## START RECORD EXTRACTS
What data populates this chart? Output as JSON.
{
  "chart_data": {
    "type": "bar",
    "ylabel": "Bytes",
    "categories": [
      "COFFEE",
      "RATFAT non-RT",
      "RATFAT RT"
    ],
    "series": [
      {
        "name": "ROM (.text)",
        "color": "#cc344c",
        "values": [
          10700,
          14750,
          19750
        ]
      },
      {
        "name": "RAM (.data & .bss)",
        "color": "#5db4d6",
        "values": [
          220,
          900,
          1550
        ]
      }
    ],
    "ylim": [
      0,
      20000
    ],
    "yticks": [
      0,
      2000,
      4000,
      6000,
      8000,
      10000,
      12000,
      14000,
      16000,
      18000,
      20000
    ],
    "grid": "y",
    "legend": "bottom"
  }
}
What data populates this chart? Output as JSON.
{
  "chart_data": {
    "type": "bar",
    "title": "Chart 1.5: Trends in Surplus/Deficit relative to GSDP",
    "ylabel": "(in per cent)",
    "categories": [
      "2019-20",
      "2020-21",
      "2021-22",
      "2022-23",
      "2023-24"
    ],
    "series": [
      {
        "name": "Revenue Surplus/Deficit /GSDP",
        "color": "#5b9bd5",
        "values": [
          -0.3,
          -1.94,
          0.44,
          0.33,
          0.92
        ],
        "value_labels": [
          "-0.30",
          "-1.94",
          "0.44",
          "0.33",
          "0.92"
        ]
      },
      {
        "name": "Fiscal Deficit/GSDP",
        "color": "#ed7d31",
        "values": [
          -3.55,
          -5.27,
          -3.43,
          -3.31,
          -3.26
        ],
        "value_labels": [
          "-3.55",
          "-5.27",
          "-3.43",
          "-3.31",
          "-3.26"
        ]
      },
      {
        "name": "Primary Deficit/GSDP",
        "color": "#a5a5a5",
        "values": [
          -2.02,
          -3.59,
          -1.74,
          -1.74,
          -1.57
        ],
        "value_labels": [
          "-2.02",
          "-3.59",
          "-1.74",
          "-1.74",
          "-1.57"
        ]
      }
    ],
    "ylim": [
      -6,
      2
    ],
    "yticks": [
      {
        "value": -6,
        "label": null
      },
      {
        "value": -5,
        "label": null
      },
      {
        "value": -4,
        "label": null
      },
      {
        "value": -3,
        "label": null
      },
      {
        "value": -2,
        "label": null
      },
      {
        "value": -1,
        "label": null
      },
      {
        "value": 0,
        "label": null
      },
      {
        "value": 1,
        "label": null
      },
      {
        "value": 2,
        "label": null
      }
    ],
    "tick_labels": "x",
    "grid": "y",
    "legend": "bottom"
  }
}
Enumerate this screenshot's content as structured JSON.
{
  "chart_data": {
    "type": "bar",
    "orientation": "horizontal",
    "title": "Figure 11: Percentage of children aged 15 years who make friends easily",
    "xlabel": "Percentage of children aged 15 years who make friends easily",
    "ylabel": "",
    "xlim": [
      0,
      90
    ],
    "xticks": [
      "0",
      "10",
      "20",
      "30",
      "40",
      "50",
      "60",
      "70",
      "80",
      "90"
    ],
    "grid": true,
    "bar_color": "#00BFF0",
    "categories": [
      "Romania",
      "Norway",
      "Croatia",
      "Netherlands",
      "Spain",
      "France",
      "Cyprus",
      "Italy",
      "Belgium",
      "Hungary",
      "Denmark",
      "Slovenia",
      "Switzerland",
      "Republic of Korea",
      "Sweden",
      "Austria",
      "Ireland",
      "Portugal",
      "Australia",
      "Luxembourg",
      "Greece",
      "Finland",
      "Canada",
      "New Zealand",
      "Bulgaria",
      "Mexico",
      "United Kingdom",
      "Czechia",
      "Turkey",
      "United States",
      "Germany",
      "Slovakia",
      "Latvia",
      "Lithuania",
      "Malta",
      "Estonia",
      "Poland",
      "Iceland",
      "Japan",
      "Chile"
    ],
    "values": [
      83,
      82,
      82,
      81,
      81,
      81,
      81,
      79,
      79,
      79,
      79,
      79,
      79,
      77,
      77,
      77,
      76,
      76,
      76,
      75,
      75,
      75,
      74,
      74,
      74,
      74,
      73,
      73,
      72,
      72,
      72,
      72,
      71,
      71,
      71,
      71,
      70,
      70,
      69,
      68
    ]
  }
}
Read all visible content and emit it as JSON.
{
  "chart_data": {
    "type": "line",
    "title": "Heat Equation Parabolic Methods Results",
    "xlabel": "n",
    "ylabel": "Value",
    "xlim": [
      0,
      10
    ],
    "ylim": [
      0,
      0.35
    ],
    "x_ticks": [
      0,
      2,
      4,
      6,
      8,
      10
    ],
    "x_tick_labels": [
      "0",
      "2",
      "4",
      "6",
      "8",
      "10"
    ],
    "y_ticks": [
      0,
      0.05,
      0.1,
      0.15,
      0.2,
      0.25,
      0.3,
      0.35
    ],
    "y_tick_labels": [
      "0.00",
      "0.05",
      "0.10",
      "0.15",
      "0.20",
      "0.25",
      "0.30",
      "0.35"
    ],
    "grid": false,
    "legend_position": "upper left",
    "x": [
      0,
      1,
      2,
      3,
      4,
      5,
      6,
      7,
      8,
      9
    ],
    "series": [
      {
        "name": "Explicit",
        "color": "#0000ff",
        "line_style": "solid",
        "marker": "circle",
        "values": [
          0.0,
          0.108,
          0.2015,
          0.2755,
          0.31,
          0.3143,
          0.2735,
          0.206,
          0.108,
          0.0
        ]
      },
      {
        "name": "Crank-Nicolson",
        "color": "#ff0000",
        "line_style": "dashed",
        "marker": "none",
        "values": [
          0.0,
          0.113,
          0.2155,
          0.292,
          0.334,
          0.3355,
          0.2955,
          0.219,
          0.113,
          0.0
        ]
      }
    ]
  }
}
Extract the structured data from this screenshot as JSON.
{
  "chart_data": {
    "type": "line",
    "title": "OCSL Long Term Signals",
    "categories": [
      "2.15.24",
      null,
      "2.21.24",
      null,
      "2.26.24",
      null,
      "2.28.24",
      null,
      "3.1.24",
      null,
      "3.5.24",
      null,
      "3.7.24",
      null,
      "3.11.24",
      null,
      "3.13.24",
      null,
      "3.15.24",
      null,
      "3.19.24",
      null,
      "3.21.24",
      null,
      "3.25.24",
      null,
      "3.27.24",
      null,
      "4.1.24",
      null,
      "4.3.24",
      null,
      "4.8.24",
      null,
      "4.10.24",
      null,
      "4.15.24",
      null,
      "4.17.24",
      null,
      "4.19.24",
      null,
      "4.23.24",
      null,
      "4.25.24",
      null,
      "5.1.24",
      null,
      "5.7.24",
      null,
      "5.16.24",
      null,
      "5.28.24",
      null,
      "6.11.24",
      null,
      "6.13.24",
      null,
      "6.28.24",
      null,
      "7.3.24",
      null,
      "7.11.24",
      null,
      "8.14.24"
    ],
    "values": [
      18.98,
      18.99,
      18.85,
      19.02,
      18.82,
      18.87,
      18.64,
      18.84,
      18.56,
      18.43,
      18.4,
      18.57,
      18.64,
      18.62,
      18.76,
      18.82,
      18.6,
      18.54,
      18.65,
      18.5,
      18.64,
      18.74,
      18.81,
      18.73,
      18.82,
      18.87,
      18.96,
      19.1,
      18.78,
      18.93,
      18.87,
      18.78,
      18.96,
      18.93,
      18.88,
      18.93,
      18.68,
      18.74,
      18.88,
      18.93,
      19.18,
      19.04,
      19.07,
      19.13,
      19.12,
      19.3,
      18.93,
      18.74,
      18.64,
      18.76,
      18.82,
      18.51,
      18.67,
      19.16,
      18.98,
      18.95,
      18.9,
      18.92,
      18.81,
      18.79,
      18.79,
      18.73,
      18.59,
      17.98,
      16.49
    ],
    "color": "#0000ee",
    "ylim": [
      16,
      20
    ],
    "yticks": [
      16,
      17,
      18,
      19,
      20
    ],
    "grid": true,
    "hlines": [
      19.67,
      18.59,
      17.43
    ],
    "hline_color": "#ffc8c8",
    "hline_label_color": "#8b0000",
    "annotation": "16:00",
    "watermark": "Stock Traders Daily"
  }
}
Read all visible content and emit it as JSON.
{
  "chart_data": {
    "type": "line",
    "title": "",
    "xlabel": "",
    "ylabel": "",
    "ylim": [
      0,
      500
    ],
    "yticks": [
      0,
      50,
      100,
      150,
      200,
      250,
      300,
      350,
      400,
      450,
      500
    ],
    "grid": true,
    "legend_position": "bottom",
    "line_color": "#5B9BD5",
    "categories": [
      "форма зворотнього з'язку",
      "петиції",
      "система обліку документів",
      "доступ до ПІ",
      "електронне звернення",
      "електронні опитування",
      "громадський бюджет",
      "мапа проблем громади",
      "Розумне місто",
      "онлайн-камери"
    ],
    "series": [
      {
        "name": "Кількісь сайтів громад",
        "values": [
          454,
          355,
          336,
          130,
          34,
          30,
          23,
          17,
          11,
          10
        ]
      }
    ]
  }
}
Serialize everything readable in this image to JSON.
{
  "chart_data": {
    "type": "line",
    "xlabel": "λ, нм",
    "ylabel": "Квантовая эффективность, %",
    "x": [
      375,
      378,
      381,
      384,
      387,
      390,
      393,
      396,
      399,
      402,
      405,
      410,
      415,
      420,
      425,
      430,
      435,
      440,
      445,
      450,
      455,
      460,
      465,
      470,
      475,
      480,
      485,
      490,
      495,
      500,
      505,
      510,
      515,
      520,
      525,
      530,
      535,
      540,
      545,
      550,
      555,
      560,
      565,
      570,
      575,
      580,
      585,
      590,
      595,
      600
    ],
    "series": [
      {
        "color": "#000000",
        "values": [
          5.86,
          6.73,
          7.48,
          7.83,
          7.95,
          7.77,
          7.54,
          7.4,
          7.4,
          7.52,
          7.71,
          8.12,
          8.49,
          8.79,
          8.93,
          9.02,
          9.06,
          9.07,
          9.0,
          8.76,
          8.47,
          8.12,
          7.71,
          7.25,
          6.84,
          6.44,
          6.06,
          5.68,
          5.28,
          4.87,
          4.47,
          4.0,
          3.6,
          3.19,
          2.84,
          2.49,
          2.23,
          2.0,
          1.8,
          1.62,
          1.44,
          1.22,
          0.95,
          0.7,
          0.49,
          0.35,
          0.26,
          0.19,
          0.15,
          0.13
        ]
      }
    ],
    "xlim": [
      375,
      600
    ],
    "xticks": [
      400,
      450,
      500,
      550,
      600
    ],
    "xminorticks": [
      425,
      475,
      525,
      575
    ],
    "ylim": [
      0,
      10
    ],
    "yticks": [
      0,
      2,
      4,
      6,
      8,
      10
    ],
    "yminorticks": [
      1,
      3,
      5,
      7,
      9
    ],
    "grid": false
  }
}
## END RECORD EXTRACTS
Look over the material above and show each line where "Percentage" appears.

- RESPONSE FOR THIS EXERCISE
    "title": "Figure 11: Percentage of children aged 15 years who make friends easily",
    "xlabel": "Percentage of children aged 15 years who make friends easily",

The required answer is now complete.